Requirement: Where a line below holds the string "Sivakumar", copy that line.

==================================================

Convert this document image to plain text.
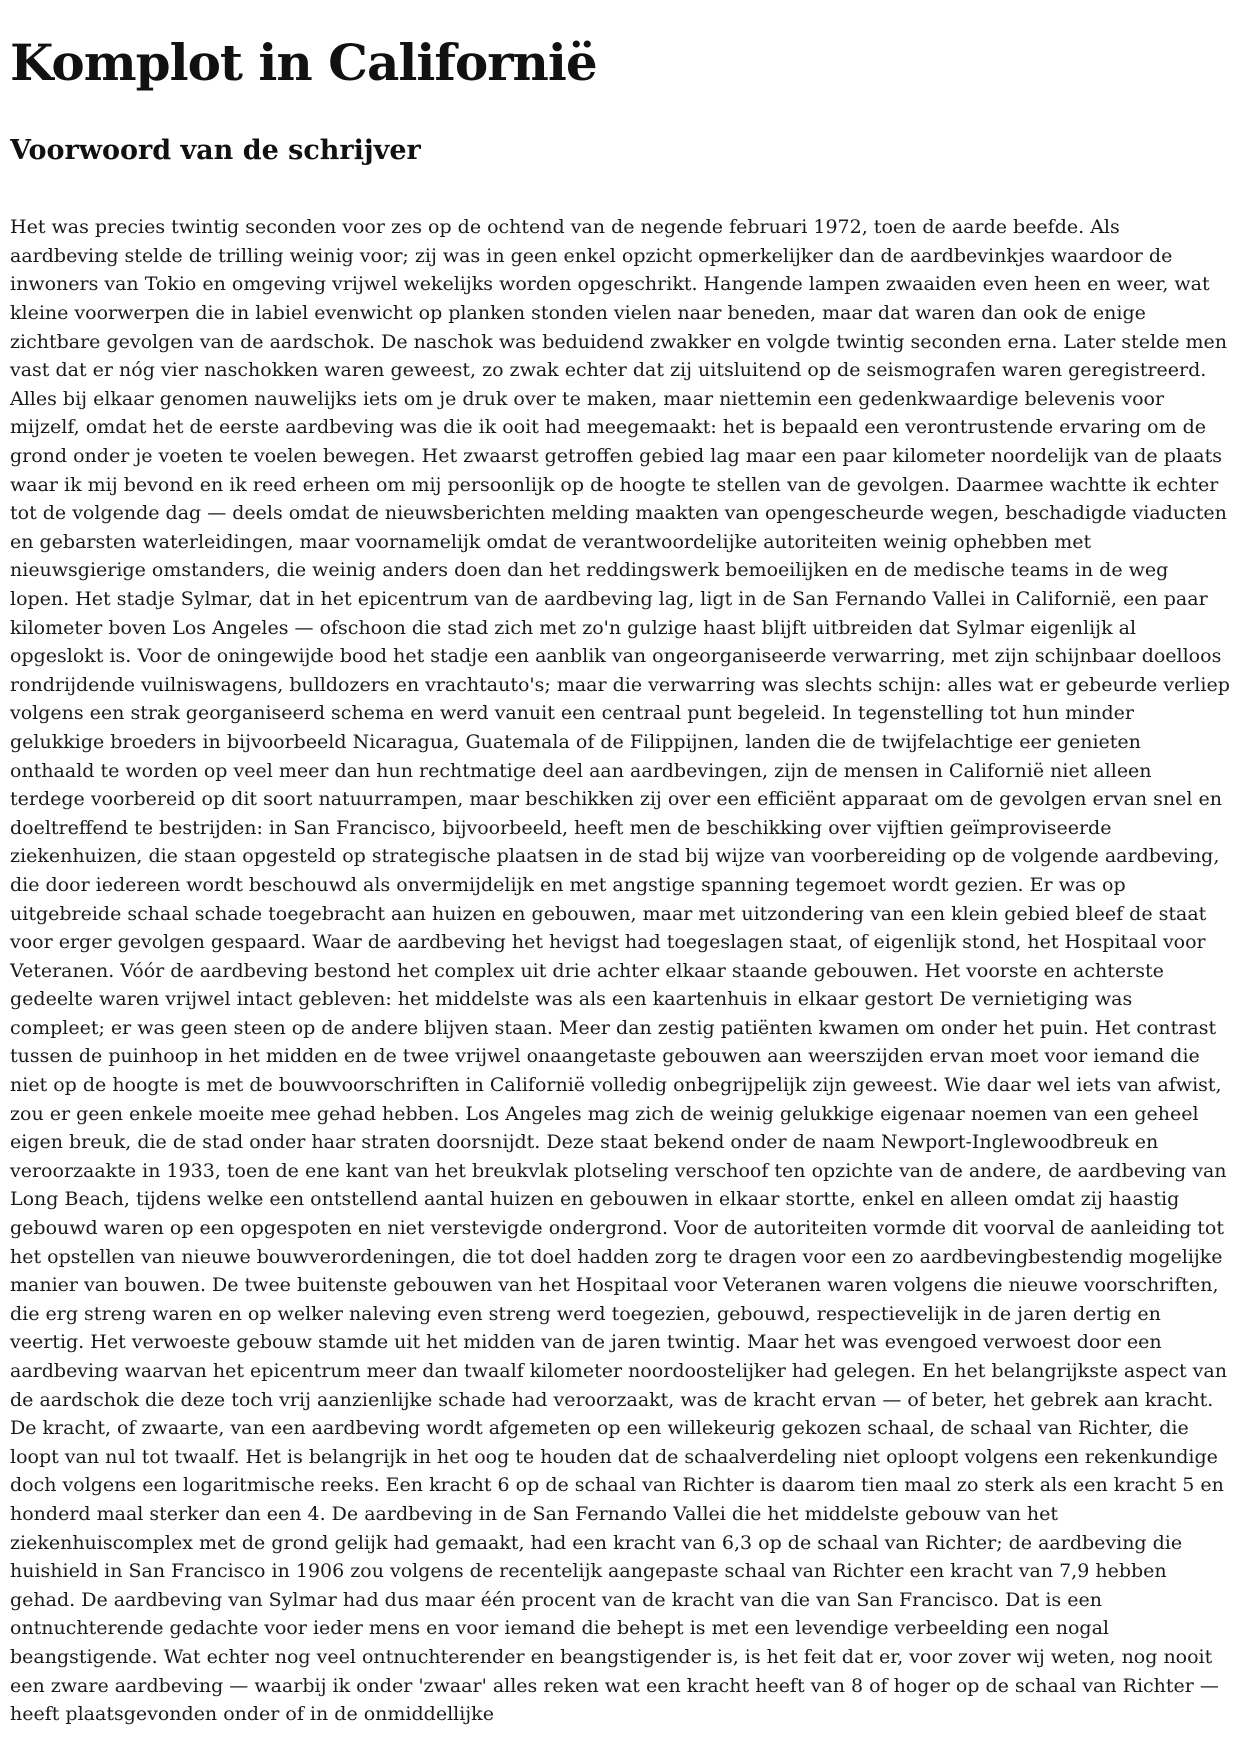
Komplot in Californië
Voorwoord van de schrijver

Het was precies twintig seconden voor zes op de ochtend van de negende februari 1972, toen de aarde beefde. Als aardbeving stelde de trilling weinig voor; zij was in geen enkel opzicht opmerkelijker dan de aardbevinkjes waardoor de inwoners van Tokio en omgeving vrijwel wekelijks worden opgeschrikt. Hangende lampen zwaaiden even heen en weer, wat kleine voorwerpen die in labiel evenwicht op planken stonden vielen naar beneden, maar dat waren dan ook de enige zichtbare gevolgen van de aardschok. De naschok was beduidend zwakker en volgde twintig seconden erna. Later stelde men vast dat er nóg vier naschokken waren geweest, zo zwak echter dat zij uitsluitend op de seismografen waren geregistreerd. Alles bij elkaar genomen nauwelijks iets om je druk over te maken, maar niettemin een gedenkwaardige belevenis voor mijzelf, omdat het de eerste aardbeving was die ik ooit had meegemaakt: het is bepaald een verontrustende ervaring om de grond onder je voeten te voelen bewegen. Het zwaarst getroffen gebied lag maar een paar kilometer noordelijk van de plaats waar ik mij bevond en ik reed erheen om mij persoonlijk op de hoogte te stellen van de gevolgen. Daarmee wachtte ik echter tot de volgende dag — deels omdat de nieuwsberichten melding maakten van opengescheurde wegen, beschadigde viaducten en gebarsten waterleidingen, maar voornamelijk omdat de verantwoordelijke autoriteiten weinig ophebben met nieuwsgierige omstanders, die weinig anders doen dan het reddingswerk bemoeilijken en de medische teams in de weg lopen. Het stadje Sylmar, dat in het epicentrum van de aardbeving lag, ligt in de San Fernando Vallei in Californië, een paar kilometer boven Los Angeles — ofschoon die stad zich met zo'n gulzige haast blijft uitbreiden dat Sylmar eigenlijk al opgeslokt is. Voor de oningewijde bood het stadje een aanblik van ongeorganiseerde verwarring, met zijn schijnbaar doelloos rondrijdende vuilniswagens, bulldozers en vrachtauto's; maar die verwarring was slechts schijn: alles wat er gebeurde verliep volgens een strak georganiseerd schema en werd vanuit een centraal punt begeleid. In tegenstelling tot hun minder gelukkige broeders in bijvoorbeeld Nicaragua, Guatemala of de Filippijnen, landen die de twijfelachtige eer genieten onthaald te worden op veel meer dan hun rechtmatige deel aan aardbevingen, zijn de mensen in Californië niet alleen terdege voorbereid op dit soort natuurrampen, maar beschikken zij over een efficiënt apparaat om de gevolgen ervan snel en doeltreffend te bestrijden: in San Francisco, bijvoorbeeld, heeft men de beschikking over vijftien geïmproviseerde ziekenhuizen, die staan opgesteld op strategische plaatsen in de stad bij wijze van voorbereiding op de volgende aardbeving, die door iedereen wordt beschouwd als onvermijdelijk en met angstige spanning tegemoet wordt gezien. Er was op uitgebreide schaal schade toegebracht aan huizen en gebouwen, maar met uitzondering van een klein gebied bleef de staat voor erger gevolgen gespaard. Waar de aardbeving het hevigst had toegeslagen staat, of eigenlijk stond, het Hospitaal voor Veteranen. Vóór de aardbeving bestond het complex uit drie achter elkaar staande gebouwen. Het voorste en achterste gedeelte waren vrijwel intact gebleven: het middelste was als een kaartenhuis in elkaar gestort De vernietiging was compleet; er was geen steen op de andere blijven staan. Meer dan zestig patiënten kwamen om onder het puin. Het contrast tussen de puinhoop in het midden en de twee vrijwel onaangetaste gebouwen aan weerszijden ervan moet voor iemand die niet op de hoogte is met de bouwvoorschriften in Californië volledig onbegrijpelijk zijn geweest. Wie daar wel iets van afwist, zou er geen enkele moeite mee gehad hebben. Los Angeles mag zich de weinig gelukkige eigenaar noemen van een geheel eigen breuk, die de stad onder haar straten doorsnijdt. Deze staat bekend onder de naam Newport-Inglewoodbreuk en veroorzaakte in 1933, toen de ene kant van het breukvlak plotseling verschoof ten opzichte van de andere, de aardbeving van Long Beach, tijdens welke een ontstellend aantal huizen en gebouwen in elkaar stortte, enkel en alleen omdat zij haastig gebouwd waren op een opgespoten en niet verstevigde ondergrond. Voor de autoriteiten vormde dit voorval de aanleiding tot het opstellen van nieuwe bouwverordeningen, die tot doel hadden zorg te dragen voor een zo aardbevingbestendig mogelijke manier van bouwen. De twee buitenste gebouwen van het Hospitaal voor Veteranen waren volgens die nieuwe voorschriften, die erg streng waren en op welker naleving even streng werd toegezien, gebouwd, respectievelijk in de jaren dertig en veertig. Het verwoeste gebouw stamde uit het midden van de jaren twintig. Maar het was evengoed verwoest door een aardbeving waarvan het epicentrum meer dan twaalf kilometer noordoostelijker had gelegen. En het belangrijkste aspect van de aardschok die deze toch vrij aanzienlijke schade had veroorzaakt, was de kracht ervan — of beter, het gebrek aan kracht. De kracht, of zwaarte, van een aardbeving wordt afgemeten op een willekeurig gekozen schaal, de schaal van Richter, die loopt van nul tot twaalf. Het is belangrijk in het oog te houden dat de schaalverdeling niet oploopt volgens een rekenkundige doch volgens een logaritmische reeks. Een kracht 6 op de schaal van Richter is daarom tien maal zo sterk als een kracht 5 en honderd maal sterker dan een 4. De aardbeving in de San Fernando Vallei die het middelste gebouw van het ziekenhuiscomplex met de grond gelijk had gemaakt, had een kracht van 6,3 op de schaal van Richter; de aardbeving die huishield in San Francisco in 1906 zou volgens de recentelijk aangepaste schaal van Richter een kracht van 7,9 hebben gehad. De aardbeving van Sylmar had dus maar één procent van de kracht van die van San Francisco. Dat is een ontnuchterende gedachte voor ieder mens en voor iemand die behept is met een levendige verbeelding een nogal beangstigende. Wat echter nog veel ontnuchterender en beangstigender is, is het feit dat er, voor zover wij weten, nog nooit een zware aardbeving — waarbij ik onder 'zwaar' alles reken wat een kracht heeft van 8 of hoger op de schaal van Richter — heeft plaatsgevonden onder of in de onmiddellijke
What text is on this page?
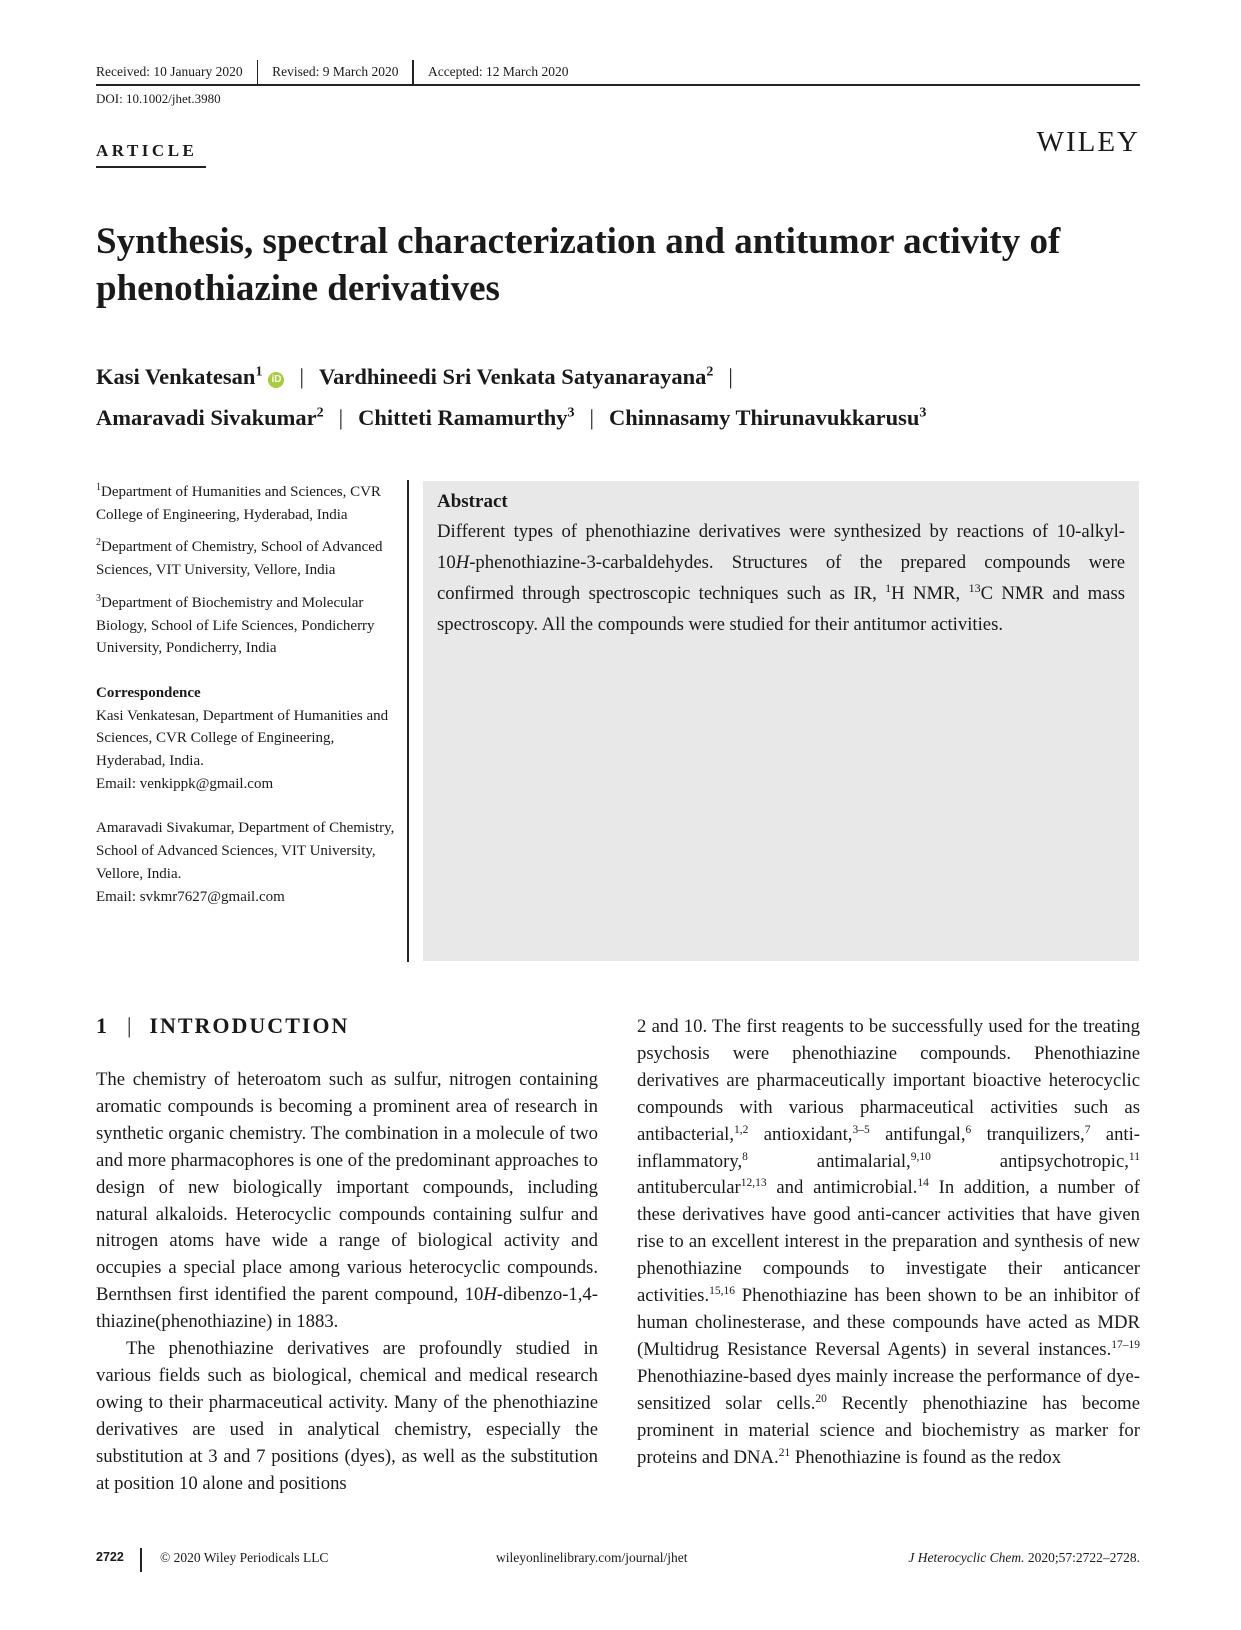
Received: 10 January 2020	Revised: 9 March 2020	Accepted: 12 March 2020
DOI: 10.1002/jhet.3980
ARTICLE	WILEY
Synthesis, spectral characterization and antitumor activity of phenothiazine derivatives
Kasi Venkatesan$^1$ iD | Vardhineedi Sri Venkata Satyanarayana$^2$ |
Amaravadi Sivakumar$^2$ | Chitteti Ramamurthy$^3$ | Chinnasamy Thirunavukkarusu$^3$

$^1$Department of Humanities and Sciences, CVR College of Engineering, Hyderabad, India

$^2$Department of Chemistry, School of Advanced Sciences, VIT University, Vellore, India

$^3$Department of Biochemistry and Molecular Biology, School of Life Sciences, Pondicherry University, Pondicherry, India

Correspondence

Kasi Venkatesan, Department of Humanities and Sciences, CVR College of Engineering, Hyderabad, India.
Email: venkippk@gmail.com

Amaravadi Sivakumar, Department of Chemistry, School of Advanced Sciences, VIT University, Vellore, India.
Email: svkmr7627@gmail.com

Abstract
Different types of phenothiazine derivatives were synthesized by reactions of 10-alkyl-10H-phenothiazine-3-carbaldehydes. Structures of the prepared compounds were confirmed through spectroscopic techniques such as IR, $^1$H NMR, $^{13}$C NMR and mass spectroscopy. All the compounds were studied for their antitumor activities.
1 | INTRODUCTION

The chemistry of heteroatom such as sulfur, nitrogen containing aromatic compounds is becoming a prominent area of research in synthetic organic chemistry. The combination in a molecule of two and more pharmacophores is one of the predominant approaches to design of new biologically important compounds, including natural alkaloids. Heterocyclic compounds containing sulfur and nitrogen atoms have wide a range of biological activity and occupies a special place among various heterocyclic compounds. Bernthsen first identified the parent compound, 10H-dibenzo-1,4-thiazine(phenothiazine) in 1883.

The phenothiazine derivatives are profoundly studied in various fields such as biological, chemical and medical research owing to their pharmaceutical activity. Many of the phenothiazine derivatives are used in analytical chemistry, especially the substitution at 3 and 7 positions (dyes), as well as the substitution at position 10 alone and positions

2 and 10. The first reagents to be successfully used for the treating psychosis were phenothiazine compounds. Phenothiazine derivatives are pharmaceutically important bioactive heterocyclic compounds with various pharmaceutical activities such as antibacterial,$^{1,2}$ antioxidant,$^{3-5}$ antifungal,$^6$ tranquilizers,$^7$ anti-inflammatory,$^8$ antimalarial,$^{9,10}$ antipsychotropic,$^{11}$ antitubercular$^{12,13}$ and antimicrobial.$^{14}$ In addition, a number of these derivatives have good anti-cancer activities that have given rise to an excellent interest in the preparation and synthesis of new phenothiazine compounds to investigate their anticancer activities.$^{15,16}$ Phenothiazine has been shown to be an inhibitor of human cholinesterase, and these compounds have acted as MDR (Multidrug Resistance Reversal Agents) in several instances.$^{17-19}$ Phenothiazine-based dyes mainly increase the performance of dye-sensitized solar cells.$^{20}$ Recently phenothiazine has become prominent in material science and biochemistry as marker for proteins and DNA.$^{21}$ Phenothiazine is found as the redox

2722	© 2020 Wiley Periodicals LLC	wileyonlinelibrary.com/journal/jhet	J Heterocyclic Chem. 2020;57:2722–2728.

==================================================

Solved exercise:
Amaravadi Sivakumar$^2$ | Chitteti Ramamurthy$^3$ | Chinnasamy Thirunavukkarusu$^3$
Amaravadi Sivakumar, Department of Chemistry, School of Advanced Sciences, VIT University, Vellore, India.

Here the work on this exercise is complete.